Problem to work on: Reproduce every line of the records below verbatim, omitting the pictures from your answer.

Material provided:
-- start --
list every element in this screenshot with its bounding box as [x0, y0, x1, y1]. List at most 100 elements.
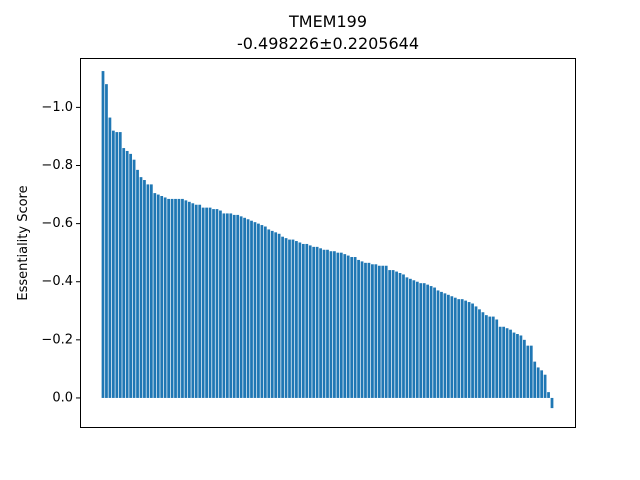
bar: [512, 332, 516, 398]
bar: [225, 213, 229, 398]
bar: [295, 241, 298, 398]
bar: [329, 251, 333, 398]
bar: [153, 193, 157, 398]
bar: [219, 210, 222, 398]
bar: [160, 196, 164, 398]
bar: [474, 306, 478, 398]
y-tick-label: −0.4: [41, 274, 73, 289]
bar: [122, 148, 126, 398]
bars-group: [101, 71, 554, 409]
bar: [491, 316, 495, 398]
bar: [384, 265, 388, 398]
bar: [301, 243, 305, 398]
bar: [163, 197, 167, 398]
bar: [374, 264, 378, 398]
bar: [201, 207, 205, 398]
bar: [246, 219, 250, 398]
bar: [191, 203, 195, 398]
bar: [243, 217, 246, 398]
bar: [488, 316, 492, 398]
bar: [284, 238, 288, 398]
y-tick-label: −0.6: [41, 216, 73, 231]
bar: [415, 281, 419, 398]
bar: [257, 223, 260, 398]
bar: [367, 262, 371, 398]
bar: [471, 303, 474, 398]
bar: [149, 184, 153, 398]
bar: [298, 242, 302, 398]
bar: [409, 278, 412, 398]
bar: [426, 284, 430, 398]
bar: [305, 243, 309, 398]
bar: [464, 300, 468, 398]
bar: [118, 132, 122, 398]
bar: [111, 130, 115, 398]
bar: [146, 184, 150, 398]
bar: [250, 220, 253, 398]
bar: [274, 232, 278, 398]
bar: [236, 214, 240, 398]
bar: [205, 207, 208, 398]
bar: [143, 180, 146, 398]
bar: [429, 286, 433, 398]
bar: [108, 117, 112, 398]
bar: [308, 245, 312, 398]
bar: [281, 236, 284, 398]
bar: [498, 326, 502, 398]
bar: [232, 214, 236, 398]
bar: [419, 283, 423, 398]
bar: [377, 265, 381, 398]
bar: [129, 153, 133, 398]
bar: [391, 270, 395, 398]
bar: [481, 312, 485, 398]
bar: [457, 299, 461, 398]
bar: [543, 374, 547, 398]
bar: [495, 319, 499, 398]
bar: [270, 230, 274, 398]
bar: [433, 287, 436, 398]
y-tick-label: −0.2: [41, 332, 73, 347]
bar: [485, 315, 488, 398]
bar: [194, 204, 198, 398]
bar: [533, 361, 537, 398]
bar: [260, 225, 264, 398]
bar: [450, 296, 454, 398]
bar: [436, 290, 440, 398]
bar: [412, 280, 416, 398]
bar: [170, 198, 174, 398]
bar: [443, 293, 447, 398]
bar: [215, 209, 219, 398]
bar: [132, 159, 136, 398]
bar: [322, 249, 326, 398]
bar: [277, 233, 281, 398]
bar: [167, 198, 170, 398]
bar: [453, 297, 457, 398]
bar: [326, 249, 329, 398]
plot-area-frame: [80, 58, 576, 428]
bar: [229, 213, 233, 398]
bar: [253, 222, 257, 398]
bar: [478, 309, 481, 398]
y-tick-label: −0.8: [41, 158, 73, 173]
bar: [440, 291, 443, 398]
bar: [350, 257, 354, 398]
bar: [187, 201, 191, 398]
bar: [460, 299, 464, 398]
bar: [105, 84, 108, 398]
bar: [343, 254, 347, 398]
bar: [398, 273, 402, 398]
bar: [198, 204, 202, 398]
bar: [381, 265, 385, 398]
bar: [239, 216, 243, 398]
bar: [125, 150, 129, 398]
bar: [177, 198, 181, 398]
bar: [467, 302, 471, 398]
bar: [315, 246, 319, 398]
bar: [208, 207, 212, 398]
bar: [222, 213, 226, 398]
bar: [505, 328, 509, 398]
y-axis: 0.0 −0.2 −0.4 −0.6 −0.8 −1.0: [41, 100, 80, 405]
y-tick-label: 0.0: [52, 390, 73, 405]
-- end --
Problem solution:
list every element in this screenshot with its bounding box as [x0, y0, x1, y1]. List at most 100 elements.
bar: [512, 332, 516, 398]
bar: [225, 213, 229, 398]
bar: [295, 241, 298, 398]
bar: [329, 251, 333, 398]
bar: [153, 193, 157, 398]
bar: [219, 210, 222, 398]
bar: [160, 196, 164, 398]
bar: [474, 306, 478, 398]
y-tick-label: −0.4: [41, 274, 73, 289]
bar: [122, 148, 126, 398]
bars-group: [101, 71, 554, 409]
bar: [491, 316, 495, 398]
bar: [384, 265, 388, 398]
bar: [301, 243, 305, 398]
bar: [163, 197, 167, 398]
bar: [374, 264, 378, 398]
bar: [201, 207, 205, 398]
bar: [246, 219, 250, 398]
bar: [191, 203, 195, 398]
bar: [243, 217, 246, 398]
bar: [488, 316, 492, 398]
bar: [284, 238, 288, 398]
y-tick-label: −0.6: [41, 216, 73, 231]
bar: [415, 281, 419, 398]
bar: [257, 223, 260, 398]
bar: [367, 262, 371, 398]
bar: [471, 303, 474, 398]
bar: [149, 184, 153, 398]
bar: [298, 242, 302, 398]
bar: [409, 278, 412, 398]
bar: [426, 284, 430, 398]
bar: [305, 243, 309, 398]
bar: [464, 300, 468, 398]
bar: [118, 132, 122, 398]
bar: [111, 130, 115, 398]
bar: [146, 184, 150, 398]
bar: [250, 220, 253, 398]
bar: [274, 232, 278, 398]
bar: [236, 214, 240, 398]
bar: [205, 207, 208, 398]
bar: [143, 180, 146, 398]
bar: [429, 286, 433, 398]
bar: [108, 117, 112, 398]
bar: [308, 245, 312, 398]
bar: [281, 236, 284, 398]
bar: [498, 326, 502, 398]
bar: [232, 214, 236, 398]
bar: [419, 283, 423, 398]
bar: [377, 265, 381, 398]
bar: [129, 153, 133, 398]
bar: [391, 270, 395, 398]
bar: [481, 312, 485, 398]
bar: [457, 299, 461, 398]
bar: [543, 374, 547, 398]
bar: [495, 319, 499, 398]
bar: [270, 230, 274, 398]
bar: [433, 287, 436, 398]
y-tick-label: −0.2: [41, 332, 73, 347]
bar: [485, 315, 488, 398]
bar: [194, 204, 198, 398]
bar: [533, 361, 537, 398]
bar: [260, 225, 264, 398]
bar: [450, 296, 454, 398]
bar: [436, 290, 440, 398]
bar: [412, 280, 416, 398]
bar: [170, 198, 174, 398]
bar: [443, 293, 447, 398]
bar: [215, 209, 219, 398]
bar: [132, 159, 136, 398]
bar: [322, 249, 326, 398]
bar: [277, 233, 281, 398]
bar: [167, 198, 170, 398]
bar: [453, 297, 457, 398]
bar: [326, 249, 329, 398]
plot-area-frame: [80, 58, 576, 428]
bar: [229, 213, 233, 398]
bar: [253, 222, 257, 398]
bar: [478, 309, 481, 398]
y-tick-label: −0.8: [41, 158, 73, 173]
bar: [440, 291, 443, 398]
bar: [350, 257, 354, 398]
bar: [187, 201, 191, 398]
bar: [460, 299, 464, 398]
bar: [105, 84, 108, 398]
bar: [343, 254, 347, 398]
bar: [398, 273, 402, 398]
bar: [198, 204, 202, 398]
bar: [381, 265, 385, 398]
bar: [239, 216, 243, 398]
bar: [125, 150, 129, 398]
bar: [177, 198, 181, 398]
bar: [467, 302, 471, 398]
bar: [315, 246, 319, 398]
bar: [208, 207, 212, 398]
bar: [222, 213, 226, 398]
bar: [505, 328, 509, 398]
y-axis: 0.0 −0.2 −0.4 −0.6 −0.8 −1.0: [41, 100, 80, 405]
y-tick-label: 0.0: [52, 390, 73, 405]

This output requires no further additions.